FRAGMENTO DEL TEXTO.
%%

Bernardo M. Flores advierte sobre las difíciles condiciones de vida si se alcanzan puntos de inflexión ecológicos. (Foto: Mongabay Latam)Bernardo M. Flores advierte sobre las difíciles condiciones de vida si se alcanzan puntos de inflexión ecológicos. (Foto: Mongabay Latam)

La selva amazónica ha tenido durante mucho tiempo un efecto de enfriamiento neto en el planeta, por un proceso que los científicos llaman evapotranspiración. El agua amazónica cerca de la costa del Atlántico se evapora al aire, flotando tierra adentro antes de convertirse en lluvia. Esa misma humedad se evapora nuevamente y flota más hacia el interior antes de repetir el proceso, dispersando agua más y más profundo en toda la Amazonía.

La Amazonía contiene hasta 200 mil millones de toneladas métricas de carbono, el equivalente de 15 a 20 años de emisiones globales.

Pero la capacidad de la Amazonía para funcionar como un escudo natural contra el calentamiento global ha disminuido gradualmente debido a sequías reiteradas y temperaturas más altas causadas por actividades humanas como la tala, la ganadería y los incendios.

Alrededor del 17 % de lo que queda de la Amazonía hoy “ha sido degradado por disturbios humanos”, escriben los autores. Al incluir el impacto de las recientes sequías repetidas, alrededor del 38 % de la selva tropical podría haber sido degradada, agregaron.

%%

TAREAS.
[a] Resume el fragmento en dos oraciones.
[b] Según el fragmento, ¿qué porcentaje de lo que queda de la Amazonía ha sido degradado por disturbios humanos?

FRAGMENTOS DE DATOS.

%%

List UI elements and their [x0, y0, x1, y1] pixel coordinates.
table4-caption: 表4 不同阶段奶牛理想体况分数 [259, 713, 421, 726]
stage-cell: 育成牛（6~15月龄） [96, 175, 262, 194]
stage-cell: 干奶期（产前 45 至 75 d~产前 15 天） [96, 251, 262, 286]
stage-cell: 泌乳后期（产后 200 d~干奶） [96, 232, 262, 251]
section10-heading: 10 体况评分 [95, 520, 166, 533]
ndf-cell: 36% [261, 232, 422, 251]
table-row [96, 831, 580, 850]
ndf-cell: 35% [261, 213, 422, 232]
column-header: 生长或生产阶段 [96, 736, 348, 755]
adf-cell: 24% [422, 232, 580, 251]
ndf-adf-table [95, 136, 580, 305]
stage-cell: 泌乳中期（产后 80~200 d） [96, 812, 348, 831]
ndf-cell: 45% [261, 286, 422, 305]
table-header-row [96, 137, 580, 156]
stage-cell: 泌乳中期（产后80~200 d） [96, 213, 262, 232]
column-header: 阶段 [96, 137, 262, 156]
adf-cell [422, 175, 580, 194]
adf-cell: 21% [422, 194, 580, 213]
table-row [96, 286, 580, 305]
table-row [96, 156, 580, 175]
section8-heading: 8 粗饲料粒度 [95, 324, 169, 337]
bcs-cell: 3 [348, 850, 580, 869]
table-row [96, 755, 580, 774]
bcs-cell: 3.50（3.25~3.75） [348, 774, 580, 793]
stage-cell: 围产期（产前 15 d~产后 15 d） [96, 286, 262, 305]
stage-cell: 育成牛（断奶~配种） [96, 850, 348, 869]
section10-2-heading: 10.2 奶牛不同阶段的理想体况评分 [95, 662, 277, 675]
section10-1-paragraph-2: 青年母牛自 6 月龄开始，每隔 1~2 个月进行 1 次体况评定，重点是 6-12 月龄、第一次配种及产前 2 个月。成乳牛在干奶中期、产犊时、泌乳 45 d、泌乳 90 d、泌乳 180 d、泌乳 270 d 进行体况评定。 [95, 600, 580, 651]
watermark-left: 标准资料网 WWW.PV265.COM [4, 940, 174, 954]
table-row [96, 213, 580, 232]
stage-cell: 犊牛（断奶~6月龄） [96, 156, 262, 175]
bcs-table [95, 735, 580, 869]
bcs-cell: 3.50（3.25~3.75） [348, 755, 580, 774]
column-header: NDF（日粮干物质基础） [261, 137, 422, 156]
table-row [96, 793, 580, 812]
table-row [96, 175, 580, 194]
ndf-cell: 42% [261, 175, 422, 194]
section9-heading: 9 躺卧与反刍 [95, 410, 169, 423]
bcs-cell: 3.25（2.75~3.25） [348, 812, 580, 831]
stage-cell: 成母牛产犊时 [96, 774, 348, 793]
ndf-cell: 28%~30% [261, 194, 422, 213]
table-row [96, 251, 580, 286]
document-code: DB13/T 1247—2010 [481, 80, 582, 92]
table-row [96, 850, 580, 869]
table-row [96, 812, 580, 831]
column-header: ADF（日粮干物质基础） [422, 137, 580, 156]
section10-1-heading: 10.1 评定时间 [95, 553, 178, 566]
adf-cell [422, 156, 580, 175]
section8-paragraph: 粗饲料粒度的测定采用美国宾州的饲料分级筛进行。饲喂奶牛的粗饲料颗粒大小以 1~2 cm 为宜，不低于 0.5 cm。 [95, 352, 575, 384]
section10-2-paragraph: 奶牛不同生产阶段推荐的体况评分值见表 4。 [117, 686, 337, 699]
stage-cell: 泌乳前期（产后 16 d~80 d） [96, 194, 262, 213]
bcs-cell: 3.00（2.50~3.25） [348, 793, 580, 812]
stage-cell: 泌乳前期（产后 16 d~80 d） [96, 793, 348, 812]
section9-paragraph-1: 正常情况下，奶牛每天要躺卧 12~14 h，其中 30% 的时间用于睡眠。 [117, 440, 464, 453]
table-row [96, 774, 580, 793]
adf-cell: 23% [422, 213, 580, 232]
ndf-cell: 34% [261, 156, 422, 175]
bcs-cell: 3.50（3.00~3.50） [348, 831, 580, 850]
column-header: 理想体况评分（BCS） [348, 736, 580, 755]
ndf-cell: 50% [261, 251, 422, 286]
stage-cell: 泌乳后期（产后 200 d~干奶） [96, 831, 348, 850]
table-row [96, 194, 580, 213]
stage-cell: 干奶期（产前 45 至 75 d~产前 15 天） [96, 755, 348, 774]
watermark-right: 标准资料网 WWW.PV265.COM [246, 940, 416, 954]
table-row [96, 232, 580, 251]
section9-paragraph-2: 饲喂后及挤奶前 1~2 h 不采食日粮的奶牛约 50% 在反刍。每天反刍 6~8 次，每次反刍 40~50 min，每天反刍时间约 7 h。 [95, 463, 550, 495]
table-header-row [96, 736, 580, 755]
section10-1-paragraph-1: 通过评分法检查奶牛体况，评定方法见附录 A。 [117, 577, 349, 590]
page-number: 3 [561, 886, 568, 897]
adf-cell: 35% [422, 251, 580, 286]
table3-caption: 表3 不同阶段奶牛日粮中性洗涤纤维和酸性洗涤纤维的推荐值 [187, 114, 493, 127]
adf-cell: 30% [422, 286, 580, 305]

%%

RESPUESTAS DEL EJERCICIO.
[a] La selva amazónica ha tenido un efecto de enfriamiento neto en el planeta por la evapotranspiración, un ciclo en que el agua se evapora, avanza tierra adentro y cae como lluvia una y otra vez, y además contiene hasta 200 mil millones de toneladas métricas de carbono. Esa capacidad ha disminuido por sequías reiteradas y temperaturas más altas causadas por actividades humanas como la tala, la ganadería y los incendios, y alrededor del 38 % de la selva podría haber sido degradada.

[b] Alrededor del 17 %.